Dataset items

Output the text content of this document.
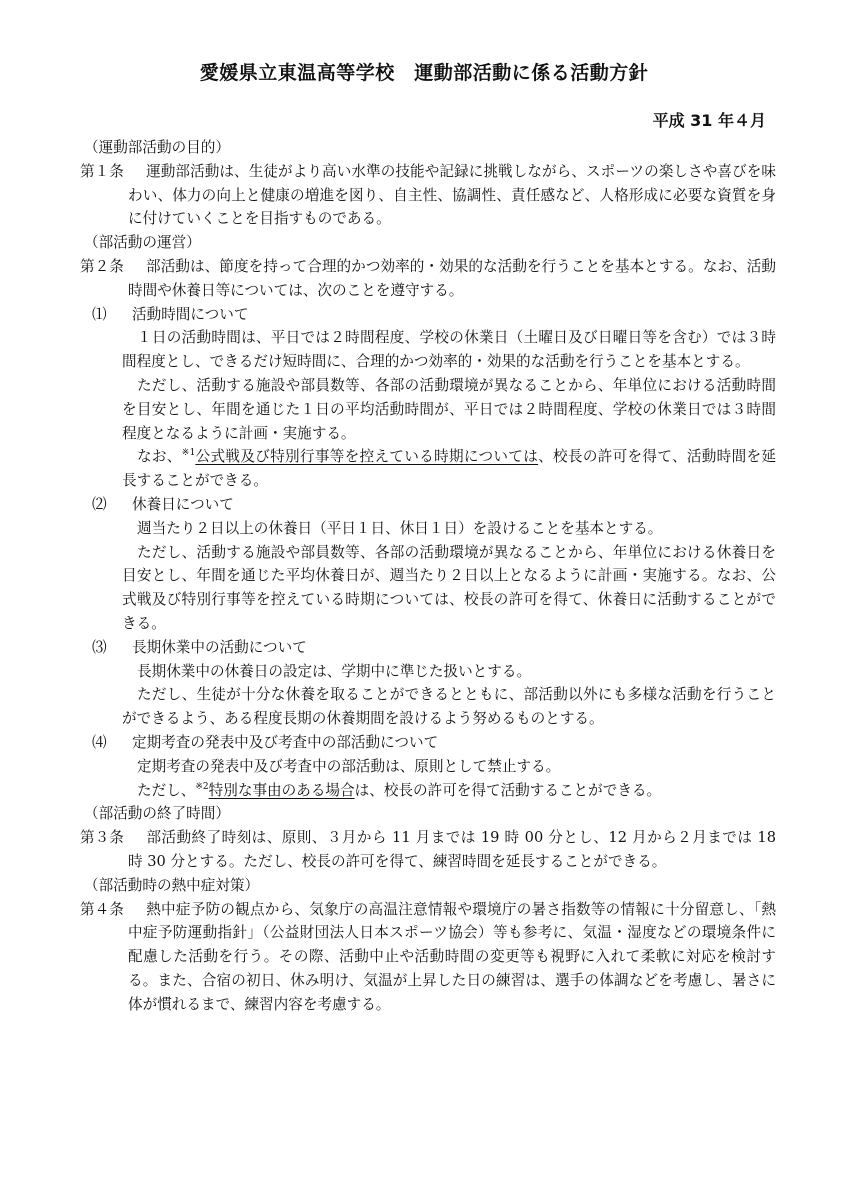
愛媛県立東温高等学校　運動部活動に係る活動方針
平成 31 年４月

（運動部活動の目的）

第１条 運動部活動は、生徒がより高い水準の技能や記録に挑戦しながら、スポーツの楽しさや喜びを味わい、体力の向上と健康の増進を図り、自主性、協調性、責任感など、人格形成に必要な資質を身に付けていくことを目指すものである。

（部活動の運営）

第２条 部活動は、節度を持って合理的かつ効率的・効果的な活動を行うことを基本とする。なお、活動時間や休養日等については、次のことを遵守する。

⑴ 活動時間について

１日の活動時間は、平日では２時間程度、学校の休業日（土曜日及び日曜日等を含む）では３時間程度とし、できるだけ短時間に、合理的かつ効率的・効果的な活動を行うことを基本とする。

ただし、活動する施設や部員数等、各部の活動環境が異なることから、年単位における活動時間を目安とし、年間を通じた１日の平均活動時間が、平日では２時間程度、学校の休業日では３時間程度となるように計画・実施する。

なお、$^{※1}$公式戦及び特別行事等を控えている時期については、校長の許可を得て、活動時間を延長することができる。

⑵ 休養日について

週当たり２日以上の休養日（平日１日、休日１日）を設けることを基本とする。

ただし、活動する施設や部員数等、各部の活動環境が異なることから、年単位における休養日を目安とし、年間を通じた平均休養日が、週当たり２日以上となるように計画・実施する。なお、公式戦及び特別行事等を控えている時期については、校長の許可を得て、休養日に活動することができる。

⑶ 長期休業中の活動について

長期休業中の休養日の設定は、学期中に準じた扱いとする。

ただし、生徒が十分な休養を取ることができるとともに、部活動以外にも多様な活動を行うことができるよう、ある程度長期の休養期間を設けるよう努めるものとする。

⑷ 定期考査の発表中及び考査中の部活動について

定期考査の発表中及び考査中の部活動は、原則として禁止する。

ただし、$^{※2}$特別な事由のある場合は、校長の許可を得て活動することができる。

（部活動の終了時間）

第３条 部活動終了時刻は、原則、３月から 11 月までは 19 時 00 分とし、12 月から２月までは 18 時 30 分とする。ただし、校長の許可を得て、練習時間を延長することができる。

（部活動時の熱中症対策）

第４条 熱中症予防の観点から、気象庁の高温注意情報や環境庁の暑さ指数等の情報に十分留意し、「熱中症予防運動指針」（公益財団法人日本スポーツ協会）等も参考に、気温・湿度などの環境条件に配慮した活動を行う。その際、活動中止や活動時間の変更等も視野に入れて柔軟に対応を検討する。また、合宿の初日、休み明け、気温が上昇した日の練習は、選手の体調などを考慮し、暑さに体が慣れるまで、練習内容を考慮する。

◆ INSTRUCTION
Your task is to return the entries above exactly, with no pictures.

◆ TASK OUTPUT
Output the text content of this document.
愛媛県立東温高等学校　運動部活動に係る活動方針
平成 31 年４月

（運動部活動の目的）

第１条 運動部活動は、生徒がより高い水準の技能や記録に挑戦しながら、スポーツの楽しさや喜びを味わい、体力の向上と健康の増進を図り、自主性、協調性、責任感など、人格形成に必要な資質を身に付けていくことを目指すものである。

（部活動の運営）

第２条 部活動は、節度を持って合理的かつ効率的・効果的な活動を行うことを基本とする。なお、活動時間や休養日等については、次のことを遵守する。

⑴ 活動時間について

１日の活動時間は、平日では２時間程度、学校の休業日（土曜日及び日曜日等を含む）では３時間程度とし、できるだけ短時間に、合理的かつ効率的・効果的な活動を行うことを基本とする。

ただし、活動する施設や部員数等、各部の活動環境が異なることから、年単位における活動時間を目安とし、年間を通じた１日の平均活動時間が、平日では２時間程度、学校の休業日では３時間程度となるように計画・実施する。

なお、$^{※1}$公式戦及び特別行事等を控えている時期については、校長の許可を得て、活動時間を延長することができる。

⑵ 休養日について

週当たり２日以上の休養日（平日１日、休日１日）を設けることを基本とする。

ただし、活動する施設や部員数等、各部の活動環境が異なることから、年単位における休養日を目安とし、年間を通じた平均休養日が、週当たり２日以上となるように計画・実施する。なお、公式戦及び特別行事等を控えている時期については、校長の許可を得て、休養日に活動することができる。

⑶ 長期休業中の活動について

長期休業中の休養日の設定は、学期中に準じた扱いとする。

ただし、生徒が十分な休養を取ることができるとともに、部活動以外にも多様な活動を行うことができるよう、ある程度長期の休養期間を設けるよう努めるものとする。

⑷ 定期考査の発表中及び考査中の部活動について

定期考査の発表中及び考査中の部活動は、原則として禁止する。

ただし、$^{※2}$特別な事由のある場合は、校長の許可を得て活動することができる。

（部活動の終了時間）

第３条 部活動終了時刻は、原則、３月から 11 月までは 19 時 00 分とし、12 月から２月までは 18 時 30 分とする。ただし、校長の許可を得て、練習時間を延長することができる。

（部活動時の熱中症対策）

第４条 熱中症予防の観点から、気象庁の高温注意情報や環境庁の暑さ指数等の情報に十分留意し、「熱中症予防運動指針」（公益財団法人日本スポーツ協会）等も参考に、気温・湿度などの環境条件に配慮した活動を行う。その際、活動中止や活動時間の変更等も視野に入れて柔軟に対応を検討する。また、合宿の初日、休み明け、気温が上昇した日の練習は、選手の体調などを考慮し、暑さに体が慣れるまで、練習内容を考慮する。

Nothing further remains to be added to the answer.